EXERCISE TASK: Every record that follows should be printed verbatim.

──────── ENTRIES SHOWN

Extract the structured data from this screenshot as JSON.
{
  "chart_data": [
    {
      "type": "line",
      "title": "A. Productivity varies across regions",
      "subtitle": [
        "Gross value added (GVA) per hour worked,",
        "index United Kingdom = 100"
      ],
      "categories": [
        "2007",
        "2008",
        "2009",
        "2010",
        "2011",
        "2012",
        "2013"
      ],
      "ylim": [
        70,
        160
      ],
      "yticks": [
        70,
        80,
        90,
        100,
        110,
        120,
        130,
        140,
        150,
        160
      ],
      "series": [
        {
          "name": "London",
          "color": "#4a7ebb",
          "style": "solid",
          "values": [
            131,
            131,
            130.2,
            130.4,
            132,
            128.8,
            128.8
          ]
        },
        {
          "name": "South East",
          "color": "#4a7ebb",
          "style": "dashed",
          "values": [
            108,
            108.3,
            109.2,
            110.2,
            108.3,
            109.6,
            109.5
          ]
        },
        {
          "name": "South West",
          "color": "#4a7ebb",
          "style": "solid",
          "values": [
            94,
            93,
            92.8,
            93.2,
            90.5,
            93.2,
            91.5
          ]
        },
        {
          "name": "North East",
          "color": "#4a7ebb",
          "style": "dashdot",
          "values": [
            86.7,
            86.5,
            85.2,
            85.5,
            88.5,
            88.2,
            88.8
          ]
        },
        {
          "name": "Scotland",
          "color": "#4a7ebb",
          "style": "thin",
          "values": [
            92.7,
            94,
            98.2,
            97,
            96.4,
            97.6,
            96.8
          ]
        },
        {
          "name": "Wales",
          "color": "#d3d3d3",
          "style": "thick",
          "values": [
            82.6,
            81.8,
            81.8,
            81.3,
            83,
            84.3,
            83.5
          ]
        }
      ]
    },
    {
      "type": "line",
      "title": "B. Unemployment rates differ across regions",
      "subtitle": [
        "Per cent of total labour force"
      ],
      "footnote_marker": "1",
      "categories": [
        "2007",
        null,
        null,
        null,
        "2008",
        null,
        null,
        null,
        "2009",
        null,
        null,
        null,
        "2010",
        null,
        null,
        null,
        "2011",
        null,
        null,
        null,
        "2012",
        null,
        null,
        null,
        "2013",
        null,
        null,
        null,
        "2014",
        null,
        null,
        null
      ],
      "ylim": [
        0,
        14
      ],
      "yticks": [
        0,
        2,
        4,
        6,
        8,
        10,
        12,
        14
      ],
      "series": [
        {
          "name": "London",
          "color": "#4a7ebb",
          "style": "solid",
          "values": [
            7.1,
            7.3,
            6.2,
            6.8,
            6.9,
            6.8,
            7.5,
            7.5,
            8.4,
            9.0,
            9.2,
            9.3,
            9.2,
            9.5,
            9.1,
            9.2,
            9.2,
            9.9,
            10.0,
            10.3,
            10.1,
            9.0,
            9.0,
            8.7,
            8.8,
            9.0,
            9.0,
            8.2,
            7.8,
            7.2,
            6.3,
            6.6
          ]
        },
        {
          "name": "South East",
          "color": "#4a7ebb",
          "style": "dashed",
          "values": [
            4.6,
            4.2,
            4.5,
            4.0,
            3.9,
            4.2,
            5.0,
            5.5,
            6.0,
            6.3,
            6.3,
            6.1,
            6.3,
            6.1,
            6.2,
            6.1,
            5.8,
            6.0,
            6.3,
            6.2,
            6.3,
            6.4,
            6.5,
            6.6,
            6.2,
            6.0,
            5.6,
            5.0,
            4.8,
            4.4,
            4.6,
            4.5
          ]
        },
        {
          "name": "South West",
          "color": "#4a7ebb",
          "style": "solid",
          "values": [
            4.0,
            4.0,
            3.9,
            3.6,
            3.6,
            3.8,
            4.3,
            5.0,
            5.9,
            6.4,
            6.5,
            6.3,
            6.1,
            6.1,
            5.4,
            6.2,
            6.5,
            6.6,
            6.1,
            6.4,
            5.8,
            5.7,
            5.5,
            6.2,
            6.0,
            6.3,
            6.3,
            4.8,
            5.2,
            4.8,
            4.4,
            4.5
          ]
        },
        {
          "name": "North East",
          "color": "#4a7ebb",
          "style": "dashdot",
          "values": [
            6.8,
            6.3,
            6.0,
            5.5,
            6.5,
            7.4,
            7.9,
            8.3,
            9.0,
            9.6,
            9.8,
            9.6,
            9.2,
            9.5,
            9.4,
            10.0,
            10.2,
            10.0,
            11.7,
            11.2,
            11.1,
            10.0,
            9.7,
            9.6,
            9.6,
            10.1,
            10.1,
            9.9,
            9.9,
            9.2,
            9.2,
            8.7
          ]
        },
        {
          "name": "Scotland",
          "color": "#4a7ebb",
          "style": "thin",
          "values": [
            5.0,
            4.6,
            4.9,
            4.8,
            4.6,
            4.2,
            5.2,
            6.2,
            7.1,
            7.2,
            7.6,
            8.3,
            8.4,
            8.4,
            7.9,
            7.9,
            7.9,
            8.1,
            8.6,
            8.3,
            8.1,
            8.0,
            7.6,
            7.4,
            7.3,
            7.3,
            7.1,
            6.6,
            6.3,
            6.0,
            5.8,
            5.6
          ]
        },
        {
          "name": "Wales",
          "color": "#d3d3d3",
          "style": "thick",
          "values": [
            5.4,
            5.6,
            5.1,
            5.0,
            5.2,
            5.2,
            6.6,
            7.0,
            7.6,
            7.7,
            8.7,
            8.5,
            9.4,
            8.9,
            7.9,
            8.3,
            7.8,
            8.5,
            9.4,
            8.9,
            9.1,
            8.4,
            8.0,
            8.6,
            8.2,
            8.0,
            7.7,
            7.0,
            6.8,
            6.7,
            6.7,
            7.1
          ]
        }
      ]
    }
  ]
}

────────────────

WRITTEN SOLUTION:
Extract the structured data from this screenshot as JSON.
{
  "chart_data": [
    {
      "type": "line",
      "title": "A. Productivity varies across regions",
      "subtitle": [
        "Gross value added (GVA) per hour worked,",
        "index United Kingdom = 100"
      ],
      "categories": [
        "2007",
        "2008",
        "2009",
        "2010",
        "2011",
        "2012",
        "2013"
      ],
      "ylim": [
        70,
        160
      ],
      "yticks": [
        70,
        80,
        90,
        100,
        110,
        120,
        130,
        140,
        150,
        160
      ],
      "series": [
        {
          "name": "London",
          "color": "#4a7ebb",
          "style": "solid",
          "values": [
            131,
            131,
            130.2,
            130.4,
            132,
            128.8,
            128.8
          ]
        },
        {
          "name": "South East",
          "color": "#4a7ebb",
          "style": "dashed",
          "values": [
            108,
            108.3,
            109.2,
            110.2,
            108.3,
            109.6,
            109.5
          ]
        },
        {
          "name": "South West",
          "color": "#4a7ebb",
          "style": "solid",
          "values": [
            94,
            93,
            92.8,
            93.2,
            90.5,
            93.2,
            91.5
          ]
        },
        {
          "name": "North East",
          "color": "#4a7ebb",
          "style": "dashdot",
          "values": [
            86.7,
            86.5,
            85.2,
            85.5,
            88.5,
            88.2,
            88.8
          ]
        },
        {
          "name": "Scotland",
          "color": "#4a7ebb",
          "style": "thin",
          "values": [
            92.7,
            94,
            98.2,
            97,
            96.4,
            97.6,
            96.8
          ]
        },
        {
          "name": "Wales",
          "color": "#d3d3d3",
          "style": "thick",
          "values": [
            82.6,
            81.8,
            81.8,
            81.3,
            83,
            84.3,
            83.5
          ]
        }
      ]
    },
    {
      "type": "line",
      "title": "B. Unemployment rates differ across regions",
      "subtitle": [
        "Per cent of total labour force"
      ],
      "footnote_marker": "1",
      "categories": [
        "2007",
        null,
        null,
        null,
        "2008",
        null,
        null,
        null,
        "2009",
        null,
        null,
        null,
        "2010",
        null,
        null,
        null,
        "2011",
        null,
        null,
        null,
        "2012",
        null,
        null,
        null,
        "2013",
        null,
        null,
        null,
        "2014",
        null,
        null,
        null
      ],
      "ylim": [
        0,
        14
      ],
      "yticks": [
        0,
        2,
        4,
        6,
        8,
        10,
        12,
        14
      ],
      "series": [
        {
          "name": "London",
          "color": "#4a7ebb",
          "style": "solid",
          "values": [
            7.1,
            7.3,
            6.2,
            6.8,
            6.9,
            6.8,
            7.5,
            7.5,
            8.4,
            9.0,
            9.2,
            9.3,
            9.2,
            9.5,
            9.1,
            9.2,
            9.2,
            9.9,
            10.0,
            10.3,
            10.1,
            9.0,
            9.0,
            8.7,
            8.8,
            9.0,
            9.0,
            8.2,
            7.8,
            7.2,
            6.3,
            6.6
          ]
        },
        {
          "name": "South East",
          "color": "#4a7ebb",
          "style": "dashed",
          "values": [
            4.6,
            4.2,
            4.5,
            4.0,
            3.9,
            4.2,
            5.0,
            5.5,
            6.0,
            6.3,
            6.3,
            6.1,
            6.3,
            6.1,
            6.2,
            6.1,
            5.8,
            6.0,
            6.3,
            6.2,
            6.3,
            6.4,
            6.5,
            6.6,
            6.2,
            6.0,
            5.6,
            5.0,
            4.8,
            4.4,
            4.6,
            4.5
          ]
        },
        {
          "name": "South West",
          "color": "#4a7ebb",
          "style": "solid",
          "values": [
            4.0,
            4.0,
            3.9,
            3.6,
            3.6,
            3.8,
            4.3,
            5.0,
            5.9,
            6.4,
            6.5,
            6.3,
            6.1,
            6.1,
            5.4,
            6.2,
            6.5,
            6.6,
            6.1,
            6.4,
            5.8,
            5.7,
            5.5,
            6.2,
            6.0,
            6.3,
            6.3,
            4.8,
            5.2,
            4.8,
            4.4,
            4.5
          ]
        },
        {
          "name": "North East",
          "color": "#4a7ebb",
          "style": "dashdot",
          "values": [
            6.8,
            6.3,
            6.0,
            5.5,
            6.5,
            7.4,
            7.9,
            8.3,
            9.0,
            9.6,
            9.8,
            9.6,
            9.2,
            9.5,
            9.4,
            10.0,
            10.2,
            10.0,
            11.7,
            11.2,
            11.1,
            10.0,
            9.7,
            9.6,
            9.6,
            10.1,
            10.1,
            9.9,
            9.9,
            9.2,
            9.2,
            8.7
          ]
        },
        {
          "name": "Scotland",
          "color": "#4a7ebb",
          "style": "thin",
          "values": [
            5.0,
            4.6,
            4.9,
            4.8,
            4.6,
            4.2,
            5.2,
            6.2,
            7.1,
            7.2,
            7.6,
            8.3,
            8.4,
            8.4,
            7.9,
            7.9,
            7.9,
            8.1,
            8.6,
            8.3,
            8.1,
            8.0,
            7.6,
            7.4,
            7.3,
            7.3,
            7.1,
            6.6,
            6.3,
            6.0,
            5.8,
            5.6
          ]
        },
        {
          "name": "Wales",
          "color": "#d3d3d3",
          "style": "thick",
          "values": [
            5.4,
            5.6,
            5.1,
            5.0,
            5.2,
            5.2,
            6.6,
            7.0,
            7.6,
            7.7,
            8.7,
            8.5,
            9.4,
            8.9,
            7.9,
            8.3,
            7.8,
            8.5,
            9.4,
            8.9,
            9.1,
            8.4,
            8.0,
            8.6,
            8.2,
            8.0,
            7.7,
            7.0,
            6.8,
            6.7,
            6.7,
            7.1
          ]
        }
      ]
    }
  ]
}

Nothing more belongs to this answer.